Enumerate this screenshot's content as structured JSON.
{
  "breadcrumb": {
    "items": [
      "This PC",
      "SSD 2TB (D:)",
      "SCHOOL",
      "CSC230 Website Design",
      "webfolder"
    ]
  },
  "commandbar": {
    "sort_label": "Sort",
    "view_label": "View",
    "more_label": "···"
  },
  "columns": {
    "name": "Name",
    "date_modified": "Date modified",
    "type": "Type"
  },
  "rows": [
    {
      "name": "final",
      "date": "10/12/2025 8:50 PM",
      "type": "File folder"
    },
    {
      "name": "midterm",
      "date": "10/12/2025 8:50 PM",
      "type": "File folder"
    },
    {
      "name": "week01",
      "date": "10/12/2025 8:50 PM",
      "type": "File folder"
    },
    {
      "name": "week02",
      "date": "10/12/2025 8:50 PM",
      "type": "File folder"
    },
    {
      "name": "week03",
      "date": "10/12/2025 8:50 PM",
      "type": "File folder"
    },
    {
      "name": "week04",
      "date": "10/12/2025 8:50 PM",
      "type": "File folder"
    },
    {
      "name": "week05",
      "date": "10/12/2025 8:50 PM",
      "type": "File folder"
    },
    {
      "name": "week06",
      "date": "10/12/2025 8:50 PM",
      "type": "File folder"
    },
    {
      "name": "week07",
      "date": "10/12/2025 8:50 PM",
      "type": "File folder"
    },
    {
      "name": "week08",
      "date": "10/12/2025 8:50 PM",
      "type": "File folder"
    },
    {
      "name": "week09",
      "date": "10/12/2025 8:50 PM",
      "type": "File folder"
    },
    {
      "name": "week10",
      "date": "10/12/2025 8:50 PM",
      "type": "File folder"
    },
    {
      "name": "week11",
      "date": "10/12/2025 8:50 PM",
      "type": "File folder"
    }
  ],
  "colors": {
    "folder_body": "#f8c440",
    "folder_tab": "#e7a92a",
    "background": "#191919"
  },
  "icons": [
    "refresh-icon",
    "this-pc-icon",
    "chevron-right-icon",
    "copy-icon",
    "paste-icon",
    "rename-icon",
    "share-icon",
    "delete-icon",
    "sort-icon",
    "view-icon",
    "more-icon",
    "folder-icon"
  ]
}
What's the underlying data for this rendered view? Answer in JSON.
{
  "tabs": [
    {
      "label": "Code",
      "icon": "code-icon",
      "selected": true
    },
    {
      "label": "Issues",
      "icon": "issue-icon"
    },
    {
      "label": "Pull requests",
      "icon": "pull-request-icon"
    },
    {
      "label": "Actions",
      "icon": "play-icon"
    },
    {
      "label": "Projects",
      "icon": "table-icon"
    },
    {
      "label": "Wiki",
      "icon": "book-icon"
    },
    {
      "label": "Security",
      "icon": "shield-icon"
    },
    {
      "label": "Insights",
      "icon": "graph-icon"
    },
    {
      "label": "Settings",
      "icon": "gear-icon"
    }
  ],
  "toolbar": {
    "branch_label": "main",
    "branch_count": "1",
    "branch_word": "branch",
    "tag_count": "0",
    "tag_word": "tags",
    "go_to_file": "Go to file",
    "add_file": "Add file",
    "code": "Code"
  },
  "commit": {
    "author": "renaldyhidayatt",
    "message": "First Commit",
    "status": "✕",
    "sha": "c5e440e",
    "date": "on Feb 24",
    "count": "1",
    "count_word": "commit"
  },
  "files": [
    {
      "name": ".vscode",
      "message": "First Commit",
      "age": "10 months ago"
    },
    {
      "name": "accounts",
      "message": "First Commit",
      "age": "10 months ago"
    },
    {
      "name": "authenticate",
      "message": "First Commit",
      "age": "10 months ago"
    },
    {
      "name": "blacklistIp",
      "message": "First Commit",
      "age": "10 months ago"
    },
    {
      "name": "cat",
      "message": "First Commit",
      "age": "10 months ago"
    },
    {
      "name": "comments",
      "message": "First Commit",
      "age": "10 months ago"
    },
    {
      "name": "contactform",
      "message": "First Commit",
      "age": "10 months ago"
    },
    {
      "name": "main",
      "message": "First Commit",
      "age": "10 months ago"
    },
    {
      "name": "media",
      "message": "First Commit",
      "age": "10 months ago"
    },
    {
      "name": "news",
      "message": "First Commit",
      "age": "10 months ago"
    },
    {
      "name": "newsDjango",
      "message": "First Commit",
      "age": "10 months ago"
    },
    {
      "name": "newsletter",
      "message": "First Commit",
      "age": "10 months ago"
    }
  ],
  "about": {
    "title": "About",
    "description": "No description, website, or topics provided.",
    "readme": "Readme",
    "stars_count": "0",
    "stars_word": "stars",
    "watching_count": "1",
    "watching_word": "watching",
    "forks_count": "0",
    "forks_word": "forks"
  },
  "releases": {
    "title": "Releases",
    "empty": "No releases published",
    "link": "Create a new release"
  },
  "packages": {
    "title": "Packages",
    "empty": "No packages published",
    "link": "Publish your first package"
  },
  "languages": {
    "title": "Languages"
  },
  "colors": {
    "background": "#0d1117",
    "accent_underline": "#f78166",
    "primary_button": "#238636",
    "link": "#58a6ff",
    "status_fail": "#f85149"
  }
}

OBJECTIVE => Retype the entries one by one, exactly.

WORKED SOLUTION =>
Enumerate this screenshot's content as structured JSON.
{
  "breadcrumb": {
    "items": [
      "This PC",
      "SSD 2TB (D:)",
      "SCHOOL",
      "CSC230 Website Design",
      "webfolder"
    ]
  },
  "commandbar": {
    "sort_label": "Sort",
    "view_label": "View",
    "more_label": "···"
  },
  "columns": {
    "name": "Name",
    "date_modified": "Date modified",
    "type": "Type"
  },
  "rows": [
    {
      "name": "final",
      "date": "10/12/2025 8:50 PM",
      "type": "File folder"
    },
    {
      "name": "midterm",
      "date": "10/12/2025 8:50 PM",
      "type": "File folder"
    },
    {
      "name": "week01",
      "date": "10/12/2025 8:50 PM",
      "type": "File folder"
    },
    {
      "name": "week02",
      "date": "10/12/2025 8:50 PM",
      "type": "File folder"
    },
    {
      "name": "week03",
      "date": "10/12/2025 8:50 PM",
      "type": "File folder"
    },
    {
      "name": "week04",
      "date": "10/12/2025 8:50 PM",
      "type": "File folder"
    },
    {
      "name": "week05",
      "date": "10/12/2025 8:50 PM",
      "type": "File folder"
    },
    {
      "name": "week06",
      "date": "10/12/2025 8:50 PM",
      "type": "File folder"
    },
    {
      "name": "week07",
      "date": "10/12/2025 8:50 PM",
      "type": "File folder"
    },
    {
      "name": "week08",
      "date": "10/12/2025 8:50 PM",
      "type": "File folder"
    },
    {
      "name": "week09",
      "date": "10/12/2025 8:50 PM",
      "type": "File folder"
    },
    {
      "name": "week10",
      "date": "10/12/2025 8:50 PM",
      "type": "File folder"
    },
    {
      "name": "week11",
      "date": "10/12/2025 8:50 PM",
      "type": "File folder"
    }
  ],
  "colors": {
    "folder_body": "#f8c440",
    "folder_tab": "#e7a92a",
    "background": "#191919"
  },
  "icons": [
    "refresh-icon",
    "this-pc-icon",
    "chevron-right-icon",
    "copy-icon",
    "paste-icon",
    "rename-icon",
    "share-icon",
    "delete-icon",
    "sort-icon",
    "view-icon",
    "more-icon",
    "folder-icon"
  ]
}
What's the underlying data for this rendered view? Answer in JSON.
{
  "tabs": [
    {
      "label": "Code",
      "icon": "code-icon",
      "selected": true
    },
    {
      "label": "Issues",
      "icon": "issue-icon"
    },
    {
      "label": "Pull requests",
      "icon": "pull-request-icon"
    },
    {
      "label": "Actions",
      "icon": "play-icon"
    },
    {
      "label": "Projects",
      "icon": "table-icon"
    },
    {
      "label": "Wiki",
      "icon": "book-icon"
    },
    {
      "label": "Security",
      "icon": "shield-icon"
    },
    {
      "label": "Insights",
      "icon": "graph-icon"
    },
    {
      "label": "Settings",
      "icon": "gear-icon"
    }
  ],
  "toolbar": {
    "branch_label": "main",
    "branch_count": "1",
    "branch_word": "branch",
    "tag_count": "0",
    "tag_word": "tags",
    "go_to_file": "Go to file",
    "add_file": "Add file",
    "code": "Code"
  },
  "commit": {
    "author": "renaldyhidayatt",
    "message": "First Commit",
    "status": "✕",
    "sha": "c5e440e",
    "date": "on Feb 24",
    "count": "1",
    "count_word": "commit"
  },
  "files": [
    {
      "name": ".vscode",
      "message": "First Commit",
      "age": "10 months ago"
    },
    {
      "name": "accounts",
      "message": "First Commit",
      "age": "10 months ago"
    },
    {
      "name": "authenticate",
      "message": "First Commit",
      "age": "10 months ago"
    },
    {
      "name": "blacklistIp",
      "message": "First Commit",
      "age": "10 months ago"
    },
    {
      "name": "cat",
      "message": "First Commit",
      "age": "10 months ago"
    },
    {
      "name": "comments",
      "message": "First Commit",
      "age": "10 months ago"
    },
    {
      "name": "contactform",
      "message": "First Commit",
      "age": "10 months ago"
    },
    {
      "name": "main",
      "message": "First Commit",
      "age": "10 months ago"
    },
    {
      "name": "media",
      "message": "First Commit",
      "age": "10 months ago"
    },
    {
      "name": "news",
      "message": "First Commit",
      "age": "10 months ago"
    },
    {
      "name": "newsDjango",
      "message": "First Commit",
      "age": "10 months ago"
    },
    {
      "name": "newsletter",
      "message": "First Commit",
      "age": "10 months ago"
    }
  ],
  "about": {
    "title": "About",
    "description": "No description, website, or topics provided.",
    "readme": "Readme",
    "stars_count": "0",
    "stars_word": "stars",
    "watching_count": "1",
    "watching_word": "watching",
    "forks_count": "0",
    "forks_word": "forks"
  },
  "releases": {
    "title": "Releases",
    "empty": "No releases published",
    "link": "Create a new release"
  },
  "packages": {
    "title": "Packages",
    "empty": "No packages published",
    "link": "Publish your first package"
  },
  "languages": {
    "title": "Languages"
  },
  "colors": {
    "background": "#0d1117",
    "accent_underline": "#f78166",
    "primary_button": "#238636",
    "link": "#58a6ff",
    "status_fail": "#f85149"
  }
}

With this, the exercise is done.